Output the full material exactly as it appears here.

:: Recorded information

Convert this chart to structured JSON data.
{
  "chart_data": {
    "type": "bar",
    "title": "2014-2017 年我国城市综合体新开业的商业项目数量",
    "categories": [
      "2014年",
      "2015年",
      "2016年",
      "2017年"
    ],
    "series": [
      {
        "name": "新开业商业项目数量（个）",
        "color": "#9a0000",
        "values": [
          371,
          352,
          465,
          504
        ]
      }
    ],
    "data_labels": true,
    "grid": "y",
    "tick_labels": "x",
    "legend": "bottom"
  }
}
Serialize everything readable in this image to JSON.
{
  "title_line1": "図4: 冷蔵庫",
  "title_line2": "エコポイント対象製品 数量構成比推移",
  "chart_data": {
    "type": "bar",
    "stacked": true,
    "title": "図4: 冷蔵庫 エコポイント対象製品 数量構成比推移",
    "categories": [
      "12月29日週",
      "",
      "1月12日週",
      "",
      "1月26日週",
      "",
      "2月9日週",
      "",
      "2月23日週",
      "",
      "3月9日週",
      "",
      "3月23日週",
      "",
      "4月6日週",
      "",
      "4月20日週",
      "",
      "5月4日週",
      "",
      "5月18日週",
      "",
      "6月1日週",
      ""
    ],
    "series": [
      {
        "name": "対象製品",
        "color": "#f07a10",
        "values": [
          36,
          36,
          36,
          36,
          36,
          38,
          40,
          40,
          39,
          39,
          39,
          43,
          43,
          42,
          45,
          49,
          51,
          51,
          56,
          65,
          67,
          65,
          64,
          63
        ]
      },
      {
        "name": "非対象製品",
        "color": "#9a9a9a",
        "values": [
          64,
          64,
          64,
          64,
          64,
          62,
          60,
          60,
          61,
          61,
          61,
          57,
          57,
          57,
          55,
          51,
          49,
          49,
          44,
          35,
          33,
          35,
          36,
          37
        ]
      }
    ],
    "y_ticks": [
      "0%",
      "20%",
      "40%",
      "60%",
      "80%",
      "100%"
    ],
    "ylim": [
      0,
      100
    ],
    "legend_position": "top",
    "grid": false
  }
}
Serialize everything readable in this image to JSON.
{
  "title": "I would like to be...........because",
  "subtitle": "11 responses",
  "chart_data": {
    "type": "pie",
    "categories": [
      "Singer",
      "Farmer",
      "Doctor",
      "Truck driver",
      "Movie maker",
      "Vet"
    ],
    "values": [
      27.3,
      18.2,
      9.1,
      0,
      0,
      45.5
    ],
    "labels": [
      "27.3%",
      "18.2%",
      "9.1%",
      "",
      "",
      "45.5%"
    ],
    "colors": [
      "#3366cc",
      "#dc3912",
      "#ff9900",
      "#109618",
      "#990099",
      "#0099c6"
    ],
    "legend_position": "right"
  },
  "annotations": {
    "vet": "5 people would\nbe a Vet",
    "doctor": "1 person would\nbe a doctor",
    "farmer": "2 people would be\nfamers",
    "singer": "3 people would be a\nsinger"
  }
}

::::

### The response
Convert this chart to structured JSON data.
{
  "chart_data": {
    "type": "bar",
    "title": "2014-2017 年我国城市综合体新开业的商业项目数量",
    "categories": [
      "2014年",
      "2015年",
      "2016年",
      "2017年"
    ],
    "series": [
      {
        "name": "新开业商业项目数量（个）",
        "color": "#9a0000",
        "values": [
          371,
          352,
          465,
          504
        ]
      }
    ],
    "data_labels": true,
    "grid": "y",
    "tick_labels": "x",
    "legend": "bottom"
  }
}
Serialize everything readable in this image to JSON.
{
  "title_line1": "図4: 冷蔵庫",
  "title_line2": "エコポイント対象製品 数量構成比推移",
  "chart_data": {
    "type": "bar",
    "stacked": true,
    "title": "図4: 冷蔵庫 エコポイント対象製品 数量構成比推移",
    "categories": [
      "12月29日週",
      "",
      "1月12日週",
      "",
      "1月26日週",
      "",
      "2月9日週",
      "",
      "2月23日週",
      "",
      "3月9日週",
      "",
      "3月23日週",
      "",
      "4月6日週",
      "",
      "4月20日週",
      "",
      "5月4日週",
      "",
      "5月18日週",
      "",
      "6月1日週",
      ""
    ],
    "series": [
      {
        "name": "対象製品",
        "color": "#f07a10",
        "values": [
          36,
          36,
          36,
          36,
          36,
          38,
          40,
          40,
          39,
          39,
          39,
          43,
          43,
          42,
          45,
          49,
          51,
          51,
          56,
          65,
          67,
          65,
          64,
          63
        ]
      },
      {
        "name": "非対象製品",
        "color": "#9a9a9a",
        "values": [
          64,
          64,
          64,
          64,
          64,
          62,
          60,
          60,
          61,
          61,
          61,
          57,
          57,
          57,
          55,
          51,
          49,
          49,
          44,
          35,
          33,
          35,
          36,
          37
        ]
      }
    ],
    "y_ticks": [
      "0%",
      "20%",
      "40%",
      "60%",
      "80%",
      "100%"
    ],
    "ylim": [
      0,
      100
    ],
    "legend_position": "top",
    "grid": false
  }
}
Serialize everything readable in this image to JSON.
{
  "title": "I would like to be...........because",
  "subtitle": "11 responses",
  "chart_data": {
    "type": "pie",
    "categories": [
      "Singer",
      "Farmer",
      "Doctor",
      "Truck driver",
      "Movie maker",
      "Vet"
    ],
    "values": [
      27.3,
      18.2,
      9.1,
      0,
      0,
      45.5
    ],
    "labels": [
      "27.3%",
      "18.2%",
      "9.1%",
      "",
      "",
      "45.5%"
    ],
    "colors": [
      "#3366cc",
      "#dc3912",
      "#ff9900",
      "#109618",
      "#990099",
      "#0099c6"
    ],
    "legend_position": "right"
  },
  "annotations": {
    "vet": "5 people would\nbe a Vet",
    "doctor": "1 person would\nbe a doctor",
    "farmer": "2 people would be\nfamers",
    "singer": "3 people would be a\nsinger"
  }
}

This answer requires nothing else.